* What is asked
Pull out every line of the listing below where "data" appears.

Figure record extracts
********

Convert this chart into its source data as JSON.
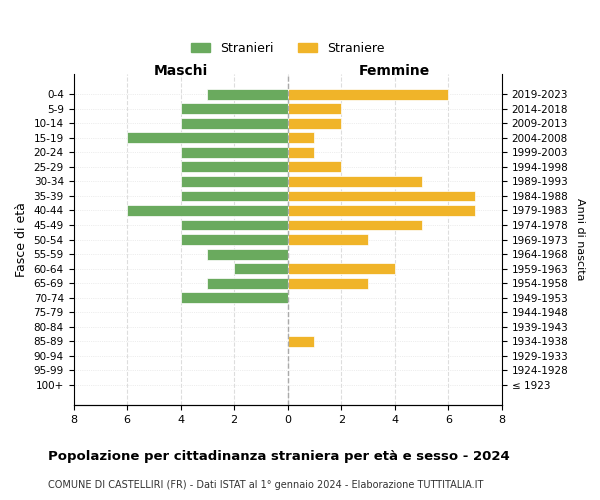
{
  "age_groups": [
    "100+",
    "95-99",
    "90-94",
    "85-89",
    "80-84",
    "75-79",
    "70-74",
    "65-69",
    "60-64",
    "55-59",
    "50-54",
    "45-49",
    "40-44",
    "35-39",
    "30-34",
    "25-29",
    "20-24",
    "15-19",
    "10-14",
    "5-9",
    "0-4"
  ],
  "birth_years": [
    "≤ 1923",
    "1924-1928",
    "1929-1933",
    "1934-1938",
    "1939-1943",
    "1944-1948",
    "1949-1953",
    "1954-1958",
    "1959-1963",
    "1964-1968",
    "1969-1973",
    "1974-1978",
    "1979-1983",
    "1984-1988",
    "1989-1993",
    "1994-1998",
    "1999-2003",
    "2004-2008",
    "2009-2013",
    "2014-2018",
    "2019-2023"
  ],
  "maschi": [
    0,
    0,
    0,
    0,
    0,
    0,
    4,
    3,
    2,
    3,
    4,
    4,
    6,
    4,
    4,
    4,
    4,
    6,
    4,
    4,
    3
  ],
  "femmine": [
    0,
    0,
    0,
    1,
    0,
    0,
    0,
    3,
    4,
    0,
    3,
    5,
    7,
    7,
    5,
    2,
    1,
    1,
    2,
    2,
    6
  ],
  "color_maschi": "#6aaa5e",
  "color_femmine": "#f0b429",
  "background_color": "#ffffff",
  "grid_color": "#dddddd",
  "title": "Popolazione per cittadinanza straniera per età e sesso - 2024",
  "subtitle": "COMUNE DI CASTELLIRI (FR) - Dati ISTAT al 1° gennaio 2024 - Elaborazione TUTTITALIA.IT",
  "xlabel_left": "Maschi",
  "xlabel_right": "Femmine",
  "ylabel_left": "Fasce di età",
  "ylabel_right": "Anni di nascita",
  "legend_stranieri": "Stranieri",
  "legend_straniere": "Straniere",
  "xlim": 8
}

********

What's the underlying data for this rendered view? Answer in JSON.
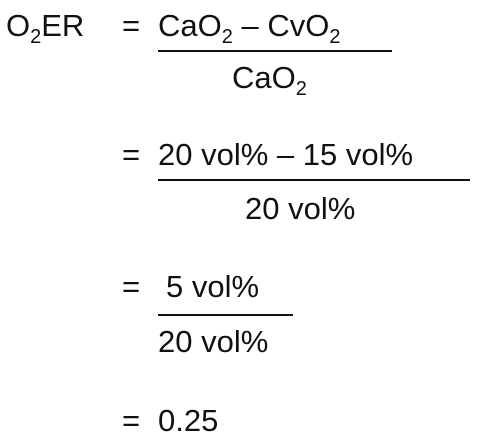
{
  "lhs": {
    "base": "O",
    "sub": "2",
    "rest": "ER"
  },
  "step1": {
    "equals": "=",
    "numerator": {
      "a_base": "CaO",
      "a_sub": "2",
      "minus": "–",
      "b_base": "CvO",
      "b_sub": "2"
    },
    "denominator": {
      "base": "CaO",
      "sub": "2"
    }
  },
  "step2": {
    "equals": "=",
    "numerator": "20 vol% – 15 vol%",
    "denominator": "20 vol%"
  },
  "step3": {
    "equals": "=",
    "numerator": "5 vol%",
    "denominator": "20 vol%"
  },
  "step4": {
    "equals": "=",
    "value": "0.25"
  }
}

********

* Result
Convert this chart into its source data as JSON.
What's the underlying data for this rendered view? Answer in JSON.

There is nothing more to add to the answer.